* **Stated problem 1**: In the records below, retype the lines between the line holding "639, 190, 654]" and the line holding "758, 120, 775]", inclusive.

* **Text passage**:
I’m rather proud of the fact that I have been smoke free for about a year. I quit cold-turkey last year on February 22nd. I feel GREAT about that, I really do, however, I have been placating my oral fixation with snacking a little too much… especially while watching TV. While my year without cigarettes is certainly a lifetime milestone… I have another that is far more earth-shattering and one that my female readers may not relate to and so I don’t encourage you to read on.

That being said, and continuing on my vein (poor choice of words) of trying to offend, embarrass and shock with an irreverent blog, on a Sunday no less, I’d like to share the fact that I can no longer SEE my d*ck.

Recently, while watching a Twilight Zone marathon and drinking a few too many glasses of wine, I had to go to the bathroom. I looked down at the toilet and realized with a shock that I could see directly INTO the toilet, but something was missing. I could no longer see my d*ck! Now mind you, I grew up with a wonderful figure, NEVER had to worry about my weight and ALWAYS had a pleasant visual relationship with my d*ck. But now, I was fumbling with a zipper, groping at my pants and TRYING desperately to locate my “thing” so I could take a basic pee (versus a complicated one).

* **Stated problem 2**: Echo the blog post above in full, word for word.

* **The input**:
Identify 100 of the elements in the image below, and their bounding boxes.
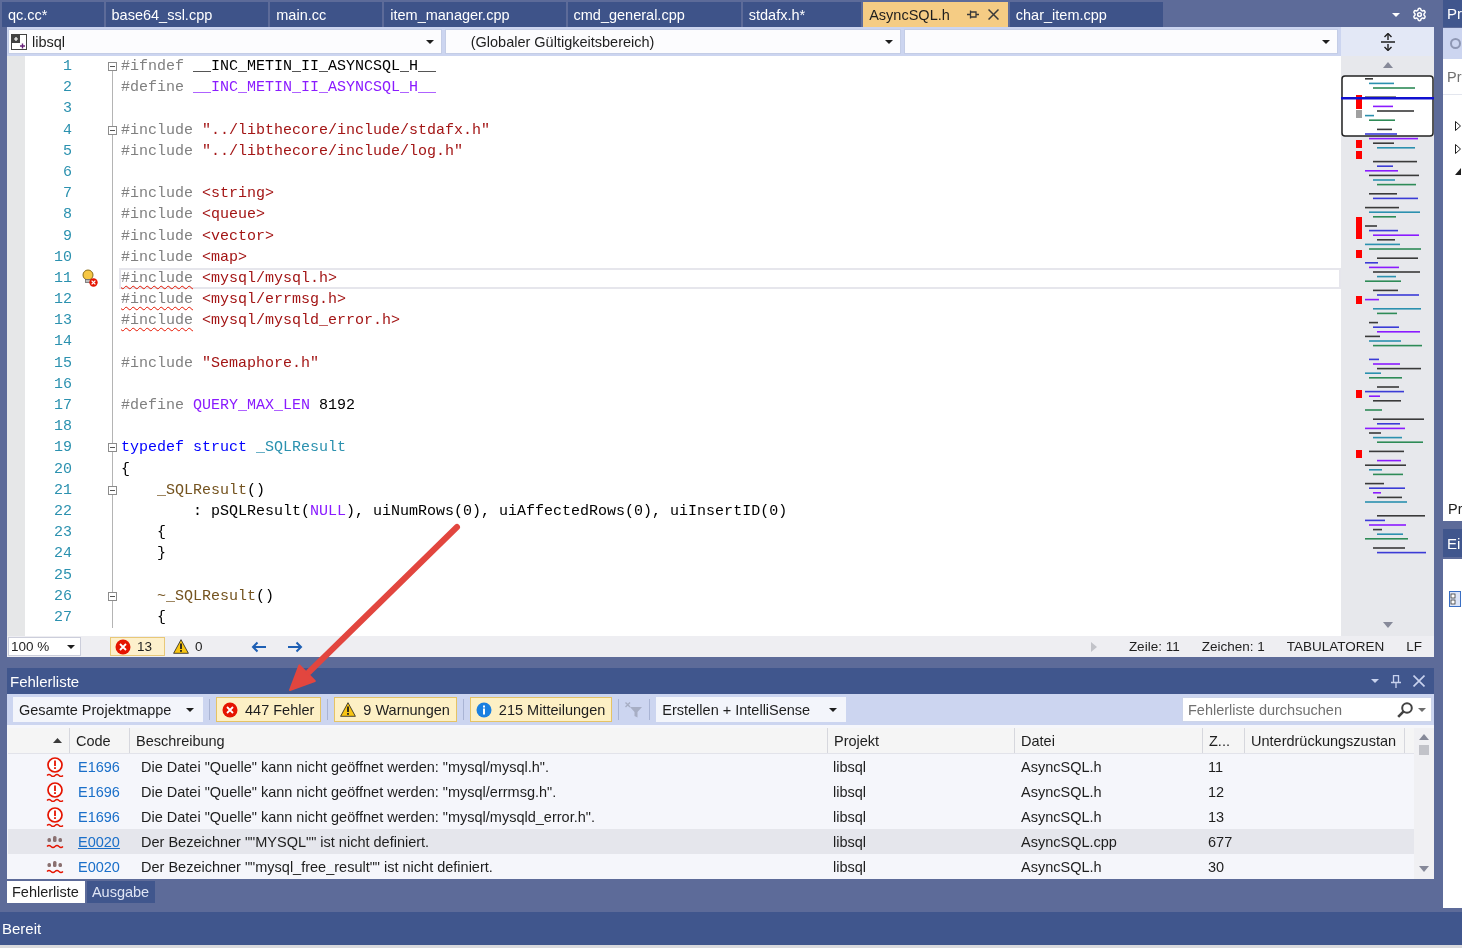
warning-icon	[173, 639, 190, 654]
search-box[interactable]: Pr	[1443, 59, 1462, 95]
filter-toggle-button[interactable]: 447 Fehler	[216, 697, 322, 722]
column-header[interactable]: Unterdrückungszustan	[1245, 728, 1405, 753]
column-header[interactable]: Datei	[1015, 728, 1203, 753]
document-tab[interactable]: base64_ssl.cpp	[105, 2, 269, 27]
code-line: {	[157, 607, 167, 628]
line-indicator[interactable]: Zeile: 11	[1128, 639, 1180, 654]
zoom-dropdown[interactable]: 100 %	[8, 637, 81, 656]
document-tab[interactable]: qc.cc*	[2, 2, 104, 27]
caret-icon[interactable]	[1371, 679, 1379, 683]
table-cell: 13	[1208, 808, 1225, 825]
error-code-link[interactable]: E1696	[78, 758, 120, 775]
document-tab[interactable]: char_item.cpp	[1009, 2, 1163, 27]
scroll-up-icon[interactable]	[1419, 734, 1429, 740]
collapse-icon[interactable]	[107, 62, 117, 72]
code-line: }	[157, 544, 167, 565]
source-dropdown[interactable]: Erstellen + IntelliSense	[656, 697, 847, 722]
line-number: 15	[54, 353, 72, 374]
line-ending-indicator[interactable]: LF	[1406, 639, 1422, 654]
line-number: 7	[63, 184, 72, 205]
issue-count-button[interactable]: 13	[110, 637, 166, 656]
caret-icon	[829, 707, 838, 712]
scope-dropdown[interactable]: Gesamte Projektmappe	[13, 697, 203, 722]
collapsed-arrow-icon[interactable]	[1455, 143, 1461, 154]
scroll-down-icon[interactable]	[1419, 866, 1429, 872]
document-tab[interactable]: main.cc	[270, 2, 383, 27]
panel-tab[interactable]: Fehlerliste	[7, 881, 85, 903]
table-cell: libsql	[833, 833, 867, 850]
line-number: 6	[63, 162, 72, 183]
code-line: typedef struct _SQLResult	[121, 438, 347, 459]
table-cell: 30	[1208, 858, 1225, 875]
code-line: _SQLResult()	[157, 480, 266, 501]
back-arrow-icon[interactable]	[250, 640, 267, 653]
collapse-icon[interactable]	[107, 591, 117, 601]
scope-dropdown[interactable]: (Globaler Gültigkeitsbereich)	[444, 29, 902, 54]
filter-toggle-button[interactable]: 9 Warnungen	[334, 697, 457, 722]
line-number: 19	[54, 438, 72, 459]
search-field[interactable]: Fehlerliste durchsuchen	[1183, 701, 1392, 718]
code-line: #define __INC_METIN_II_ASYNCSQL_H__	[121, 78, 437, 99]
collapse-icon[interactable]	[107, 485, 117, 495]
line-number: 25	[54, 565, 72, 586]
error-icon	[115, 638, 131, 655]
collapse-icon[interactable]	[107, 443, 117, 453]
caret-icon	[1322, 39, 1330, 44]
project-dropdown[interactable]: libsql	[8, 29, 442, 54]
error-alert-icon	[46, 806, 64, 827]
filter-toggle-button[interactable]: 215 Mitteilungen	[469, 697, 613, 722]
code-line: #include <vector>	[121, 226, 275, 247]
collapsed-arrow-icon[interactable]	[1455, 121, 1461, 131]
pin-icon[interactable]	[966, 10, 979, 19]
error-code-link[interactable]: E1696	[78, 808, 120, 825]
line-number: 4	[63, 120, 72, 141]
settings-icon[interactable]	[1412, 7, 1427, 22]
error-code-link[interactable]: E1696	[78, 783, 120, 800]
error-row[interactable]: E0020 Der Bezeichner ""MYSQL"" ist nicht definiert. libsql AsyncSQL.cpp 677	[8, 829, 1414, 854]
document-tab[interactable]: AsyncSQL.h	[863, 2, 1008, 27]
column-header[interactable]: Projekt	[828, 728, 1015, 753]
panel-title: Ei	[1447, 534, 1461, 552]
document-tab[interactable]: cmd_general.cpp	[567, 2, 741, 27]
indentation-indicator[interactable]: TABULATOREN	[1286, 639, 1385, 654]
line-number: 22	[54, 501, 72, 522]
lightbulb-error-icon[interactable]	[82, 269, 98, 288]
error-code-link[interactable]: E0020	[78, 833, 120, 850]
code-line: #include "../libthecore/include/log.h"	[121, 141, 464, 162]
close-icon[interactable]	[987, 9, 999, 20]
caret-icon[interactable]	[1392, 12, 1400, 17]
issue-count-button[interactable]: 0	[168, 637, 216, 656]
column-header[interactable]: Beschreibung	[130, 728, 828, 753]
scrollbar-thumb[interactable]	[1419, 745, 1429, 755]
column-header[interactable]: Code	[70, 728, 130, 753]
search-box[interactable]: Fehlerliste durchsuchen	[1182, 697, 1432, 722]
property-pages-icon[interactable]	[1449, 591, 1461, 607]
split-window-button[interactable]	[1341, 27, 1434, 56]
spell-check-icon	[46, 834, 64, 849]
scroll-up-icon[interactable]	[1382, 62, 1393, 68]
line-number: 5	[63, 141, 72, 162]
line-number: 20	[54, 459, 72, 480]
table-cell: AsyncSQL.h	[1021, 758, 1102, 775]
scroll-down-icon[interactable]	[1382, 622, 1393, 628]
table-cell: libsql	[833, 758, 867, 775]
error-code-link[interactable]: E0020	[78, 858, 120, 875]
line-number: 1	[63, 57, 72, 77]
document-tab[interactable]: stdafx.h*	[742, 2, 862, 27]
sort-up-icon[interactable]	[53, 738, 62, 743]
forward-arrow-icon[interactable]	[286, 640, 303, 653]
collapse-icon[interactable]	[107, 125, 117, 135]
line-number: 26	[54, 586, 72, 607]
spell-check-icon	[46, 859, 64, 874]
document-tab[interactable]: item_manager.cpp	[384, 2, 566, 27]
column-header[interactable]: Z...	[1203, 728, 1245, 753]
character-indicator[interactable]: Zeichen: 1	[1201, 639, 1265, 654]
search-icon[interactable]	[1397, 701, 1413, 718]
line-number: 16	[54, 374, 72, 395]
panel-tab[interactable]: Ausgabe	[86, 881, 156, 903]
split-icon[interactable]	[1380, 32, 1395, 51]
expanded-arrow-icon[interactable]	[1455, 166, 1461, 176]
scrollbar[interactable]	[1414, 728, 1434, 879]
code-line: #ifndef __INC_METIN_II_ASYNCSQL_H__	[121, 57, 437, 77]
code-line: #include <mysql/mysql.h>	[121, 268, 338, 289]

* **Worked answer 1**:
warning-icon	[173, 639, 190, 654]
search-box[interactable]: Pr	[1443, 59, 1462, 95]
filter-toggle-button[interactable]: 447 Fehler	[216, 697, 322, 722]
column-header[interactable]: Unterdrückungszustan	[1245, 728, 1405, 753]
column-header[interactable]: Datei	[1015, 728, 1203, 753]
document-tab[interactable]: base64_ssl.cpp	[105, 2, 269, 27]
code-line: {	[157, 607, 167, 628]
line-indicator[interactable]: Zeile: 11	[1128, 639, 1180, 654]
zoom-dropdown[interactable]: 100 %	[8, 637, 81, 656]
document-tab[interactable]: qc.cc*	[2, 2, 104, 27]
caret-icon[interactable]	[1371, 679, 1379, 683]
table-cell: 13	[1208, 808, 1225, 825]
error-code-link[interactable]: E1696	[78, 758, 120, 775]

* **Worked answer 2**:
I’m rather proud of the fact that I have been smoke free for about a year. I quit cold-turkey last year on February 22nd. I feel GREAT about that, I really do, however, I have been placating my oral fixation with snacking a little too much… especially while watching TV. While my year without cigarettes is certainly a lifetime milestone… I have another that is far more earth-shattering and one that my female readers may not relate to and so I don’t encourage you to read on.

That being said, and continuing on my vein (poor choice of words) of trying to offend, embarrass and shock with an irreverent blog, on a Sunday no less, I’d like to share the fact that I can no longer SEE my d*ck.

Recently, while watching a Twilight Zone marathon and drinking a few too many glasses of wine, I had to go to the bathroom. I looked down at the toilet and realized with a shock that I could see directly INTO the toilet, but something was missing. I could no longer see my d*ck! Now mind you, I grew up with a wonderful figure, NEVER had to worry about my weight and ALWAYS had a pleasant visual relationship with my d*ck. But now, I was fumbling with a zipper, groping at my pants and TRYING desperately to locate my “thing” so I could take a basic pee (versus a complicated one).